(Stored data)
────────

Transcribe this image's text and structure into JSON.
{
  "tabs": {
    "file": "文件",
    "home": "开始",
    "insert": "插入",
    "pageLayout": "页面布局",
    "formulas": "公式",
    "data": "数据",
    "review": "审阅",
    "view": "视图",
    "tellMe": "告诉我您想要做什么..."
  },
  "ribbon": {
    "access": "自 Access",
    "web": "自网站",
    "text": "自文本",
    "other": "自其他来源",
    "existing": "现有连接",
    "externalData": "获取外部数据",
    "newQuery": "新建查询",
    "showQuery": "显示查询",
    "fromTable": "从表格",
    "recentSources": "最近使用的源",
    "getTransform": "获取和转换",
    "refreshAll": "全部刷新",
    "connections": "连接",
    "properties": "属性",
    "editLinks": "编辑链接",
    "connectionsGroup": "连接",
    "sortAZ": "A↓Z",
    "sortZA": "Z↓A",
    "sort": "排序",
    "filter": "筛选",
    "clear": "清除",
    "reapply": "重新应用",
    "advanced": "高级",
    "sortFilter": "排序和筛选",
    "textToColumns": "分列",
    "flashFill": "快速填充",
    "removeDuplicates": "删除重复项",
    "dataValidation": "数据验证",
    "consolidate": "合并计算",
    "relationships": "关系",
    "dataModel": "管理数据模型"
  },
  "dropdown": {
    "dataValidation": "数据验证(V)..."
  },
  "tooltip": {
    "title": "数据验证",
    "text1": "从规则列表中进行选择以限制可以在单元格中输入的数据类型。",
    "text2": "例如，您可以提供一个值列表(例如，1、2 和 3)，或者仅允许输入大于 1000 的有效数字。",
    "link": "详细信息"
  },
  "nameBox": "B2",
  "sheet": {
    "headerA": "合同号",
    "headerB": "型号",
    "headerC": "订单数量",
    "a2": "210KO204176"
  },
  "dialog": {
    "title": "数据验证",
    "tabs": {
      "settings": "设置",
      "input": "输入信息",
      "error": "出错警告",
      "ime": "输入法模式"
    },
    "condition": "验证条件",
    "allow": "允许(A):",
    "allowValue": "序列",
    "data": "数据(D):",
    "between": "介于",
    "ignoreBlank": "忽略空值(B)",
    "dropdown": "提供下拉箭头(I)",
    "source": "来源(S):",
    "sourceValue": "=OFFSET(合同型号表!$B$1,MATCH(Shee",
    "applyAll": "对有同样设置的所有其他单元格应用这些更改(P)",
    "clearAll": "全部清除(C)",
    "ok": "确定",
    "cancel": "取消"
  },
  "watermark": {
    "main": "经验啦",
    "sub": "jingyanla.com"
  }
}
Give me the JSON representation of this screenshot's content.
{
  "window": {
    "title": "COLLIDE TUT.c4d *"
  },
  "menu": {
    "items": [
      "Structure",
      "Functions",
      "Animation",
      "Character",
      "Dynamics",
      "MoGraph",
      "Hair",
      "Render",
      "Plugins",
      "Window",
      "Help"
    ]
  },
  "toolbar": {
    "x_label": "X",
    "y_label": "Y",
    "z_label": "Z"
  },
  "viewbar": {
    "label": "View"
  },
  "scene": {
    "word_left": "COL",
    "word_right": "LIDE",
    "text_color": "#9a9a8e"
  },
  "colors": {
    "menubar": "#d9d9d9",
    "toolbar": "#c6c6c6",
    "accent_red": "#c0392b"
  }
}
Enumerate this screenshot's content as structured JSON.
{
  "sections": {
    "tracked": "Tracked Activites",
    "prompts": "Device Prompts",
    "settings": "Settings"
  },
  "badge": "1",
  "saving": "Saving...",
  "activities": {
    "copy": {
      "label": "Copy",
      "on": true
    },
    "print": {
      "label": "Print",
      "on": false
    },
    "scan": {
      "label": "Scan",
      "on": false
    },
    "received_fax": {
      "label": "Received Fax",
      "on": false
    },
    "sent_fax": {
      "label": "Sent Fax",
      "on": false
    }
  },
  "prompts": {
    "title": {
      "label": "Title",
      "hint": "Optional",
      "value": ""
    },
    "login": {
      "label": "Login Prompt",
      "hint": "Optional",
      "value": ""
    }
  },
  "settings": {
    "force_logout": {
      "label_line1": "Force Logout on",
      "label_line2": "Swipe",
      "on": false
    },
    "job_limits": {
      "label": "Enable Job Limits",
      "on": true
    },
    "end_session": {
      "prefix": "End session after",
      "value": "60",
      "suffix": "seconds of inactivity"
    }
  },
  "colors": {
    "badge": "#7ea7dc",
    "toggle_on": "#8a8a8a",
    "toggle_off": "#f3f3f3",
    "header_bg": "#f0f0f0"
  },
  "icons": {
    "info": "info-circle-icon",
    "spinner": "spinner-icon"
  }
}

────────

• [TASK STATEMENT]
Exactly reproduce every line found in the records.

• [THE RESULT]
Transcribe this image's text and structure into JSON.
{
  "tabs": {
    "file": "文件",
    "home": "开始",
    "insert": "插入",
    "pageLayout": "页面布局",
    "formulas": "公式",
    "data": "数据",
    "review": "审阅",
    "view": "视图",
    "tellMe": "告诉我您想要做什么..."
  },
  "ribbon": {
    "access": "自 Access",
    "web": "自网站",
    "text": "自文本",
    "other": "自其他来源",
    "existing": "现有连接",
    "externalData": "获取外部数据",
    "newQuery": "新建查询",
    "showQuery": "显示查询",
    "fromTable": "从表格",
    "recentSources": "最近使用的源",
    "getTransform": "获取和转换",
    "refreshAll": "全部刷新",
    "connections": "连接",
    "properties": "属性",
    "editLinks": "编辑链接",
    "connectionsGroup": "连接",
    "sortAZ": "A↓Z",
    "sortZA": "Z↓A",
    "sort": "排序",
    "filter": "筛选",
    "clear": "清除",
    "reapply": "重新应用",
    "advanced": "高级",
    "sortFilter": "排序和筛选",
    "textToColumns": "分列",
    "flashFill": "快速填充",
    "removeDuplicates": "删除重复项",
    "dataValidation": "数据验证",
    "consolidate": "合并计算",
    "relationships": "关系",
    "dataModel": "管理数据模型"
  },
  "dropdown": {
    "dataValidation": "数据验证(V)..."
  },
  "tooltip": {
    "title": "数据验证",
    "text1": "从规则列表中进行选择以限制可以在单元格中输入的数据类型。",
    "text2": "例如，您可以提供一个值列表(例如，1、2 和 3)，或者仅允许输入大于 1000 的有效数字。",
    "link": "详细信息"
  },
  "nameBox": "B2",
  "sheet": {
    "headerA": "合同号",
    "headerB": "型号",
    "headerC": "订单数量",
    "a2": "210KO204176"
  },
  "dialog": {
    "title": "数据验证",
    "tabs": {
      "settings": "设置",
      "input": "输入信息",
      "error": "出错警告",
      "ime": "输入法模式"
    },
    "condition": "验证条件",
    "allow": "允许(A):",
    "allowValue": "序列",
    "data": "数据(D):",
    "between": "介于",
    "ignoreBlank": "忽略空值(B)",
    "dropdown": "提供下拉箭头(I)",
    "source": "来源(S):",
    "sourceValue": "=OFFSET(合同型号表!$B$1,MATCH(Shee",
    "applyAll": "对有同样设置的所有其他单元格应用这些更改(P)",
    "clearAll": "全部清除(C)",
    "ok": "确定",
    "cancel": "取消"
  },
  "watermark": {
    "main": "经验啦",
    "sub": "jingyanla.com"
  }
}
Give me the JSON representation of this screenshot's content.
{
  "window": {
    "title": "COLLIDE TUT.c4d *"
  },
  "menu": {
    "items": [
      "Structure",
      "Functions",
      "Animation",
      "Character",
      "Dynamics",
      "MoGraph",
      "Hair",
      "Render",
      "Plugins",
      "Window",
      "Help"
    ]
  },
  "toolbar": {
    "x_label": "X",
    "y_label": "Y",
    "z_label": "Z"
  },
  "viewbar": {
    "label": "View"
  },
  "scene": {
    "word_left": "COL",
    "word_right": "LIDE",
    "text_color": "#9a9a8e"
  },
  "colors": {
    "menubar": "#d9d9d9",
    "toolbar": "#c6c6c6",
    "accent_red": "#c0392b"
  }
}
Enumerate this screenshot's content as structured JSON.
{
  "sections": {
    "tracked": "Tracked Activites",
    "prompts": "Device Prompts",
    "settings": "Settings"
  },
  "badge": "1",
  "saving": "Saving...",
  "activities": {
    "copy": {
      "label": "Copy",
      "on": true
    },
    "print": {
      "label": "Print",
      "on": false
    },
    "scan": {
      "label": "Scan",
      "on": false
    },
    "received_fax": {
      "label": "Received Fax",
      "on": false
    },
    "sent_fax": {
      "label": "Sent Fax",
      "on": false
    }
  },
  "prompts": {
    "title": {
      "label": "Title",
      "hint": "Optional",
      "value": ""
    },
    "login": {
      "label": "Login Prompt",
      "hint": "Optional",
      "value": ""
    }
  },
  "settings": {
    "force_logout": {
      "label_line1": "Force Logout on",
      "label_line2": "Swipe",
      "on": false
    },
    "job_limits": {
      "label": "Enable Job Limits",
      "on": true
    },
    "end_session": {
      "prefix": "End session after",
      "value": "60",
      "suffix": "seconds of inactivity"
    }
  },
  "colors": {
    "badge": "#7ea7dc",
    "toggle_on": "#8a8a8a",
    "toggle_off": "#f3f3f3",
    "header_bg": "#f0f0f0"
  },
  "icons": {
    "info": "info-circle-icon",
    "spinner": "spinner-icon"
  }
}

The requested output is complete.